** start of The records **
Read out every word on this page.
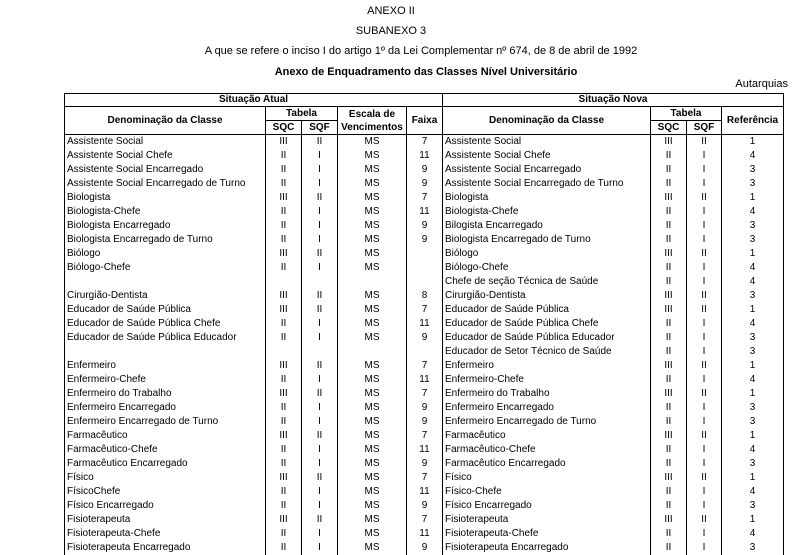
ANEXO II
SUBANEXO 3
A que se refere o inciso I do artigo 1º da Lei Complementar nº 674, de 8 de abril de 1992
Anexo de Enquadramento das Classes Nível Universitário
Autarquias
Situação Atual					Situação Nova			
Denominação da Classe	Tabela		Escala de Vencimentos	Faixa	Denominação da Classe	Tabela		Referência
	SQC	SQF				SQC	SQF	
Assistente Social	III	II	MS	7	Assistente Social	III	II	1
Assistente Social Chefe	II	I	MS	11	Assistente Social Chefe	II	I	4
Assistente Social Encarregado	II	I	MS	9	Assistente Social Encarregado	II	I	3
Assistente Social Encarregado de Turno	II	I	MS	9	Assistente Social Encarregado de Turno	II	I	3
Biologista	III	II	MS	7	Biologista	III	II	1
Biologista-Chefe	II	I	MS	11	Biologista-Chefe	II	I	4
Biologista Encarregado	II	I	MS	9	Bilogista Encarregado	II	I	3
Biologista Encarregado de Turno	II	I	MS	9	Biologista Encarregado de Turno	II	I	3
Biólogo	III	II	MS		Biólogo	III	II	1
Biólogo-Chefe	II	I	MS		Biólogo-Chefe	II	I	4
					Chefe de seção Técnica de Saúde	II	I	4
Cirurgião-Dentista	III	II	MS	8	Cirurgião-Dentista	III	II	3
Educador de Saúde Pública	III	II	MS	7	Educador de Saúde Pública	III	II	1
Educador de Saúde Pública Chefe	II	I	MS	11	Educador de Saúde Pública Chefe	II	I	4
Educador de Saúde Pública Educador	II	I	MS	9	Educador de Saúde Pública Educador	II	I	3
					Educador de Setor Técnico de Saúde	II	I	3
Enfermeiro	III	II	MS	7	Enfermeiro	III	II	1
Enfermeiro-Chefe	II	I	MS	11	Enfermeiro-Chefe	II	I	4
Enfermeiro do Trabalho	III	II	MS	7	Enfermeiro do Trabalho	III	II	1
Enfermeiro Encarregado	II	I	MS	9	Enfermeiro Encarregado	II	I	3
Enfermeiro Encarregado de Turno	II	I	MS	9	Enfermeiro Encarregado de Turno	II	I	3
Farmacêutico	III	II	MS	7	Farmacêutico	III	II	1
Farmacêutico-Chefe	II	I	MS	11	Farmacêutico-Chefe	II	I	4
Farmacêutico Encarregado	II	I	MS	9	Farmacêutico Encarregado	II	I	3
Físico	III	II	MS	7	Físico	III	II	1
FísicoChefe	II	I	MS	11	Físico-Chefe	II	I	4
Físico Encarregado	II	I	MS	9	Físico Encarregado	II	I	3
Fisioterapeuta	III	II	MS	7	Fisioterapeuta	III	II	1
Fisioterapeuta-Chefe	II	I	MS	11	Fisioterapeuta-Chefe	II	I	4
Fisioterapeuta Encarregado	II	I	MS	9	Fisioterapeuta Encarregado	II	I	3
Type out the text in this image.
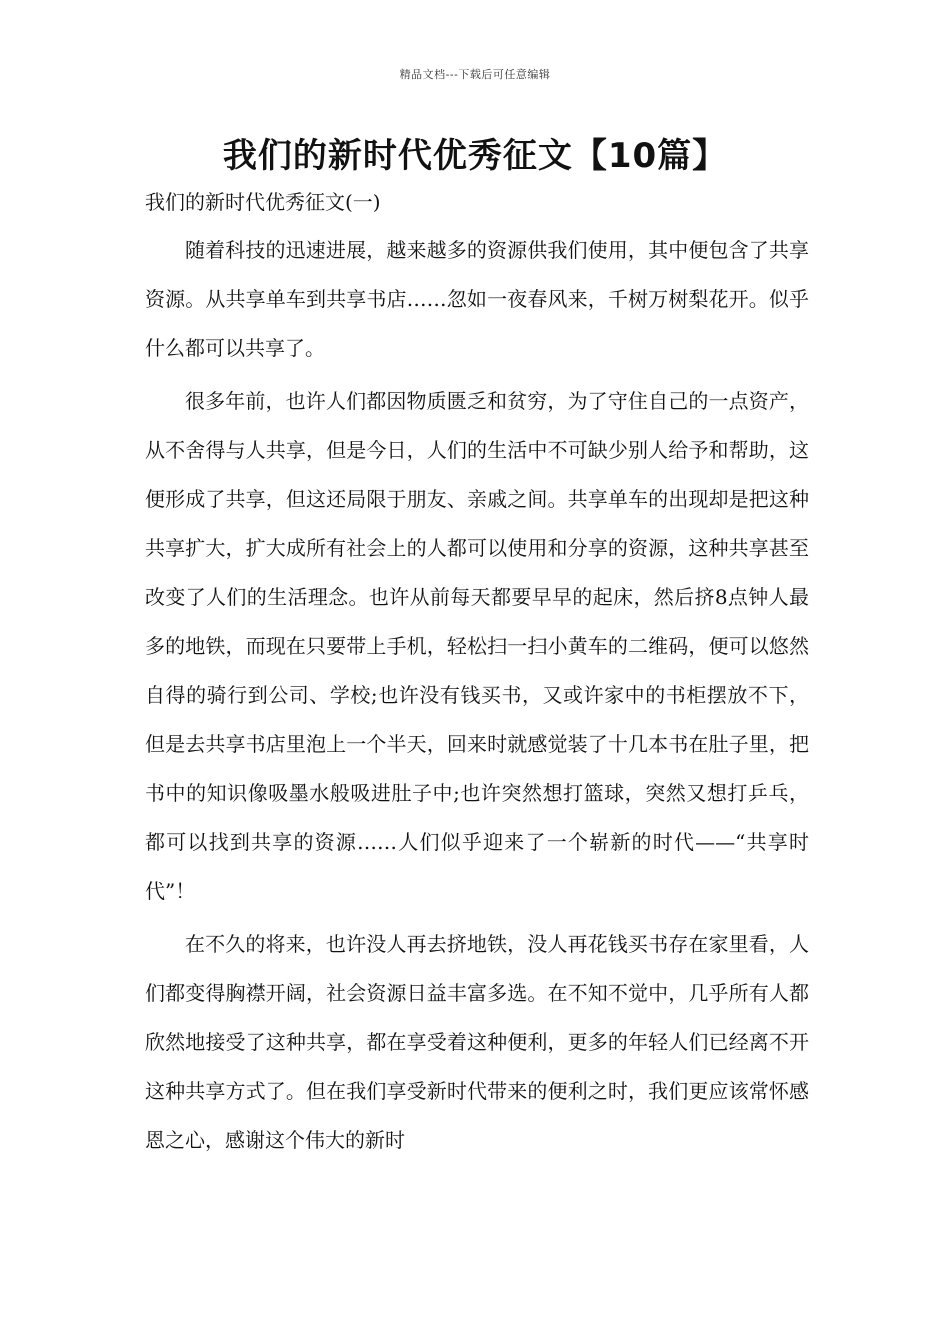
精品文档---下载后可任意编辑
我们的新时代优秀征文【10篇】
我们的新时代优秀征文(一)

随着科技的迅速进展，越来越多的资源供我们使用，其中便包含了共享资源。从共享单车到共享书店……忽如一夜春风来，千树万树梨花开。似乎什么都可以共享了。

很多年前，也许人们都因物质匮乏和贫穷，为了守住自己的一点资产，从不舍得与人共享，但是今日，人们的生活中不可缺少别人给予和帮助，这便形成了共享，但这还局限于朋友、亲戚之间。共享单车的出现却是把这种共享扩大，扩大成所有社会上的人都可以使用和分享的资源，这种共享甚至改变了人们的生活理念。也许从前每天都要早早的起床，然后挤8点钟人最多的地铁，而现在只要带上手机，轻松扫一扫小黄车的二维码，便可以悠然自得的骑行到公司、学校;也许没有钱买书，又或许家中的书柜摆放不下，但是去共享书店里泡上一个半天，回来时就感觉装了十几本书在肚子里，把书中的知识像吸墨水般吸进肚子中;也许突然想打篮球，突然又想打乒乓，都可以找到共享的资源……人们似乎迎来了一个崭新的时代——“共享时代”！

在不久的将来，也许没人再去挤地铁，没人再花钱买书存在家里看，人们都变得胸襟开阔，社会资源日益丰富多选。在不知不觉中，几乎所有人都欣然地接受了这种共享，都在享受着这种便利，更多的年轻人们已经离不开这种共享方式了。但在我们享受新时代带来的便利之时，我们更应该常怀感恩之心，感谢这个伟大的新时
** end of The records **
** start of The records **
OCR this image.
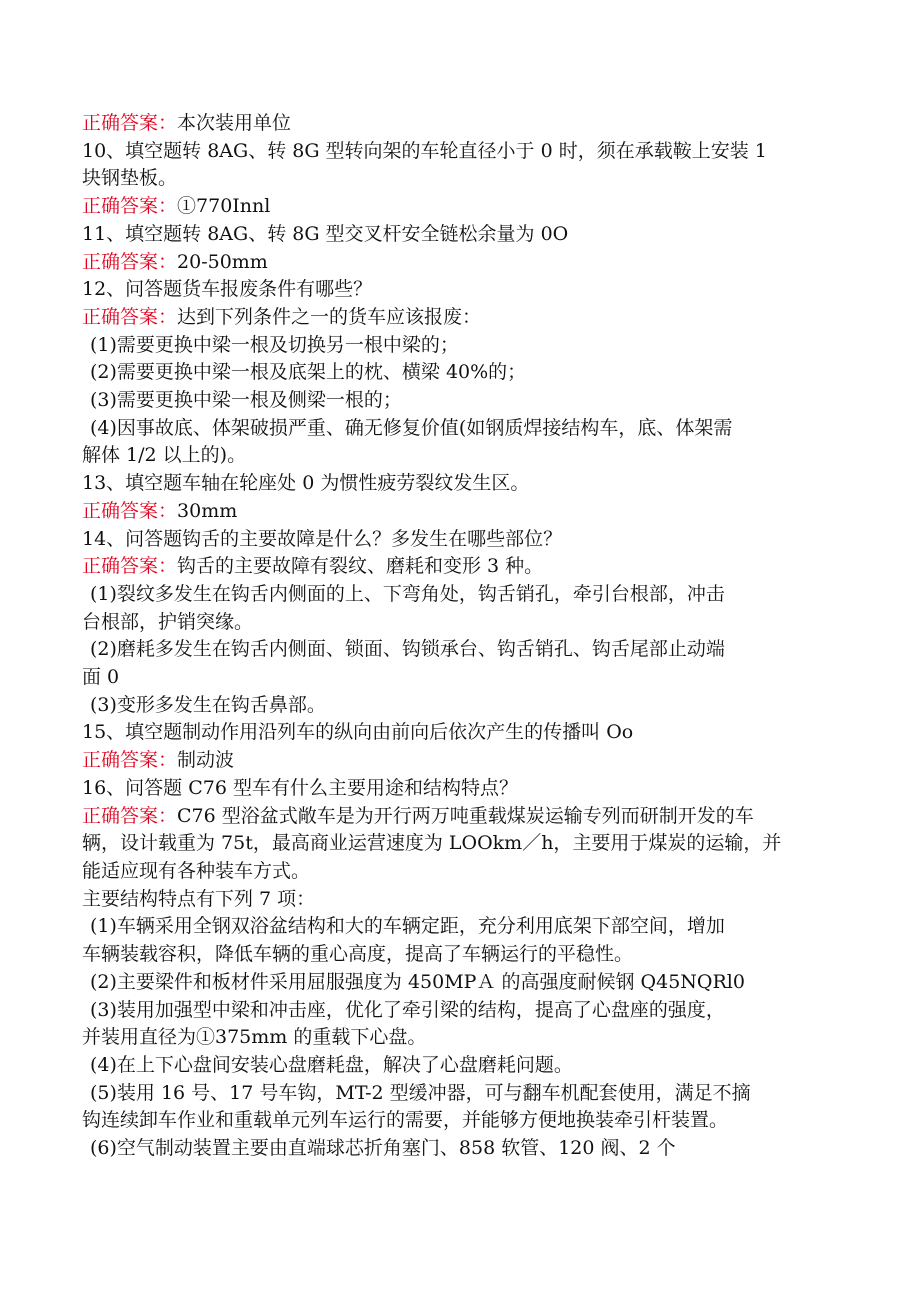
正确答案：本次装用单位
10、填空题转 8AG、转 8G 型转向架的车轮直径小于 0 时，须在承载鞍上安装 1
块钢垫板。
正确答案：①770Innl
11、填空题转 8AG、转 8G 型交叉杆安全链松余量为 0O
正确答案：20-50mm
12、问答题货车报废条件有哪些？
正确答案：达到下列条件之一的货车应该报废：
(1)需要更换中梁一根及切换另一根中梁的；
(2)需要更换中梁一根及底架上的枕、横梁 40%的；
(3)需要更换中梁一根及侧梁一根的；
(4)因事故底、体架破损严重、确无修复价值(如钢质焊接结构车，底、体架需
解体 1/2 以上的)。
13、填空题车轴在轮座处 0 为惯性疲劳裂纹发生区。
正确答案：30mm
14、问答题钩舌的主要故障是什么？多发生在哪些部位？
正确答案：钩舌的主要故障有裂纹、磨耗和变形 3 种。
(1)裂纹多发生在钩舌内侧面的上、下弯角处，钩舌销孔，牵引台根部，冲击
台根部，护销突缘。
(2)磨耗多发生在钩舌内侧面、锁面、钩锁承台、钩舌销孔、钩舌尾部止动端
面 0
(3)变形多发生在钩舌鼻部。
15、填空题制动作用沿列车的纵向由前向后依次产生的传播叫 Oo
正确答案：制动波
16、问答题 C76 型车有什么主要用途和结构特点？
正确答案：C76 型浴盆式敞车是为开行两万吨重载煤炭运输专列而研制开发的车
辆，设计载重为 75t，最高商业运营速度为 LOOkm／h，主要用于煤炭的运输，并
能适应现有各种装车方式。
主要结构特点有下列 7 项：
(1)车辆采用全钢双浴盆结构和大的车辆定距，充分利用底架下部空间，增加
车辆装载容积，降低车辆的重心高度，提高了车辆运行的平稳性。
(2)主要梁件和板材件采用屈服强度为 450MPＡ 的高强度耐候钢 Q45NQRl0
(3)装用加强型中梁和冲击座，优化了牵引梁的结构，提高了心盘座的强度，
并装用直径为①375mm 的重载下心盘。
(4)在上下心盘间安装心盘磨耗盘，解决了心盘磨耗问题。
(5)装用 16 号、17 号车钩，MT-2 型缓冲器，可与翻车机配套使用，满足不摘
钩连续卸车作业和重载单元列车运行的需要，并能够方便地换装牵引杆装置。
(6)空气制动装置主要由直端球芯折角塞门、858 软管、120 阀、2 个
** end of The records **
**The request**: Give only the number of lines in the material above that hold the word "Enfermeiro".

**Reply**: 5